Exercise aim:
Reproduce every line of the material below character for character, leaving out the pictures.

Material:
------------------------------------------------
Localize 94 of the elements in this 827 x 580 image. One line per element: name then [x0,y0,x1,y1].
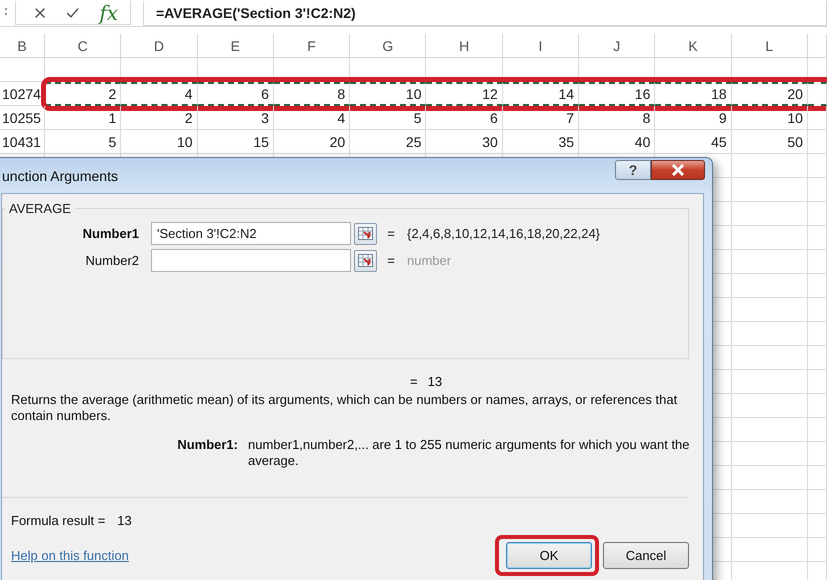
insert-function-button[interactable]: fx [99,0,118,24]
column-header[interactable]: L [732,34,808,58]
argument-help-label: Number1: [176,437,239,454]
table-cell [808,178,827,202]
table-cell: 20 [274,130,350,154]
table-cell: 3 [198,106,274,130]
formula-result-label: Formula result = [11,513,106,528]
table-cell [808,250,827,274]
column-header[interactable]: K [655,34,732,58]
range-select-button[interactable] [354,250,377,272]
table-cell [808,130,827,154]
argument-value: {2,4,6,8,10,12,14,16,18,20,22,24} [407,226,602,241]
table-cell: 2 [121,106,198,130]
column-header[interactable]: H [426,34,503,58]
column-header[interactable]: B [0,34,45,58]
input-field[interactable] [151,249,351,272]
table-cell: 18 [655,82,732,106]
formula-field[interactable]: =AVERAGE('Section 3'!C2:N2) [143,0,827,26]
table-cell: 40 [579,130,656,154]
table-cell: 10 [732,106,808,130]
table-cell: 10 [121,130,198,154]
table-cell [808,442,827,466]
table-cell [0,58,45,82]
argument-label: Number1 [82,226,140,241]
table-cell [808,346,827,370]
table-cell: 2 [45,82,122,106]
table-cell: 4 [274,106,350,130]
table-cell: 10431 [0,130,45,154]
table-cell: 50 [732,130,808,154]
formula-result-value: 13 [117,513,132,528]
table-cell: 6 [198,82,274,106]
equals-sign: = [386,253,396,268]
help-button[interactable]: ? [615,160,651,180]
table-cell: 12 [426,82,503,106]
column-header[interactable]: F [274,34,350,58]
table-cell [808,394,827,418]
help-link[interactable]: Help on this function [11,548,491,563]
column-header[interactable]: I [502,34,580,58]
table-cell: 5 [350,106,426,130]
table-cell: 35 [502,130,580,154]
table-cell: 7 [502,106,580,130]
table-cell [808,418,827,442]
result-value: 13 [428,374,442,388]
argument-help-text: number1,number2,... are 1 to 255 numeric arguments for which you want the average. [248,437,691,469]
table-cell: 30 [426,130,503,154]
table-cell: 8 [274,82,350,106]
table-cell [808,298,827,322]
table-cell: 25 [350,130,426,154]
group-label: AVERAGE [8,201,72,216]
table-cell: 10274 [0,82,45,106]
table-cell: 20 [732,82,808,106]
column-header[interactable]: J [579,34,656,58]
table-cell: 6 [426,106,503,130]
equals-sign: = [410,374,418,388]
table-cell [808,154,827,178]
table-cell: 14 [502,82,580,106]
table-cell [808,514,827,538]
table-cell: 15 [198,130,274,154]
table-cell [808,82,827,106]
dialog-title: unction Arguments [2,168,119,184]
function-description: Returns the average (arithmetic mean) of its arguments, which can be numbers or names, arrays, or references that contain numbers. [11,392,678,424]
range-select-icon [358,227,373,240]
table-cell: 5 [45,130,122,154]
input-field[interactable]: 'Section 3'!C2:N2 [151,222,351,245]
table-cell [808,538,827,562]
table-cell: 4 [121,82,198,106]
column-header[interactable]: D [121,34,198,58]
table-cell: 16 [579,82,656,106]
argument-value: number [407,253,452,268]
range-select-icon [358,254,373,267]
close-button[interactable] [651,160,705,180]
column-header[interactable]: C [45,34,122,58]
range-select-button[interactable] [354,222,377,244]
table-cell: 10 [350,82,426,106]
table-cell [808,322,827,346]
table-cell [808,106,827,130]
table-cell [808,202,827,226]
dialog-button[interactable]: Cancel [603,542,689,569]
table-cell: 45 [655,130,732,154]
column-header[interactable]: E [198,34,274,58]
table-cell [808,490,827,514]
equals-sign: = [386,226,396,241]
argument-label: Number2 [84,253,140,268]
column-header[interactable]: G [350,34,426,58]
table-cell [808,370,827,394]
table-cell [808,226,827,250]
table-cell: 10255 [0,106,45,130]
table-cell: 1 [45,106,122,130]
close-icon [671,164,685,176]
table-cell [808,466,827,490]
table-cell [808,274,827,298]
dialog-button[interactable]: OK [506,542,592,569]
table-cell: 9 [655,106,732,130]
table-cell: 8 [579,106,656,130]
------------------------------------------------
Full answer:
Localize 94 of the elements in this 827 x 580 image. One line per element: name then [x0,y0,x1,y1].
insert-function-button[interactable]: fx [99,0,118,24]
column-header[interactable]: L [732,34,808,58]
argument-help-label: Number1: [176,437,239,454]
table-cell [808,178,827,202]
table-cell: 20 [274,130,350,154]
table-cell: 3 [198,106,274,130]
formula-result-label: Formula result = [11,513,106,528]
table-cell [808,250,827,274]
column-header[interactable]: K [655,34,732,58]
range-select-button[interactable] [354,250,377,272]
table-cell [808,130,827,154]
argument-value: {2,4,6,8,10,12,14,16,18,20,22,24} [407,226,602,241]
table-cell: 2 [121,106,198,130]
column-header[interactable]: H [426,34,503,58]
column-header[interactable]: B [0,34,45,58]
input-field[interactable] [151,249,351,272]
table-cell: 18 [655,82,732,106]
formula-field[interactable]: =AVERAGE('Section 3'!C2:N2) [143,0,827,26]
table-cell: 40 [579,130,656,154]
table-cell: 10 [732,106,808,130]
table-cell: 10 [121,130,198,154]
table-cell [808,442,827,466]
table-cell [0,58,45,82]
argument-label: Number1 [82,226,140,241]
table-cell [808,346,827,370]
table-cell: 2 [45,82,122,106]
table-cell: 4 [274,106,350,130]
table-cell: 10431 [0,130,45,154]
table-cell: 50 [732,130,808,154]
formula-result-value: 13 [117,513,132,528]
table-cell: 6 [198,82,274,106]
equals-sign: = [386,253,396,268]
help-button[interactable]: ? [615,160,651,180]
table-cell: 12 [426,82,503,106]
column-header[interactable]: F [274,34,350,58]
table-cell [808,394,827,418]
help-link[interactable]: Help on this function [11,548,491,563]
column-header[interactable]: I [502,34,580,58]
table-cell: 5 [350,106,426,130]
table-cell: 35 [502,130,580,154]
table-cell: 7 [502,106,580,130]
table-cell [808,418,827,442]
result-value: 13 [428,374,442,388]
argument-help-text: number1,number2,... are 1 to 255 numeric arguments for which you want the average. [248,437,691,469]
table-cell: 30 [426,130,503,154]
table-cell: 8 [274,82,350,106]
table-cell [808,298,827,322]
table-cell: 25 [350,130,426,154]
group-label: AVERAGE [8,201,72,216]
table-cell: 10274 [0,82,45,106]
table-cell: 20 [732,82,808,106]
column-header[interactable]: J [579,34,656,58]
table-cell: 6 [426,106,503,130]
equals-sign: = [410,374,418,388]
table-cell [808,154,827,178]
table-cell: 14 [502,82,580,106]
table-cell [808,514,827,538]
table-cell: 15 [198,130,274,154]
table-cell [808,82,827,106]
dialog-title: unction Arguments [2,168,119,184]
function-description: Returns the average (arithmetic mean) of its arguments, which can be numbers or names, arrays, or references that contain numbers. [11,392,678,424]
range-select-icon [358,227,373,240]
table-cell: 5 [45,130,122,154]
input-field[interactable]: 'Section 3'!C2:N2 [151,222,351,245]
table-cell [808,538,827,562]
table-cell: 4 [121,82,198,106]
column-header[interactable]: D [121,34,198,58]
table-cell: 16 [579,82,656,106]
argument-value: number [407,253,452,268]
range-select-icon [358,254,373,267]
close-button[interactable] [651,160,705,180]
column-header[interactable]: C [45,34,122,58]
range-select-button[interactable] [354,222,377,244]
table-cell: 10 [350,82,426,106]
table-cell [808,322,827,346]
table-cell [808,106,827,130]
table-cell [808,202,827,226]
dialog-button[interactable]: Cancel [603,542,689,569]
table-cell: 45 [655,130,732,154]
column-header[interactable]: E [198,34,274,58]
table-cell [808,490,827,514]
equals-sign: = [386,226,396,241]
argument-label: Number2 [84,253,140,268]
column-header[interactable]: G [350,34,426,58]
table-cell [808,370,827,394]
table-cell [808,226,827,250]
table-cell: 10255 [0,106,45,130]
table-cell: 1 [45,106,122,130]
close-icon [671,164,685,176]
table-cell [808,466,827,490]
table-cell [808,274,827,298]
dialog-button[interactable]: OK [506,542,592,569]
table-cell: 9 [655,106,732,130]
table-cell: 8 [579,106,656,130]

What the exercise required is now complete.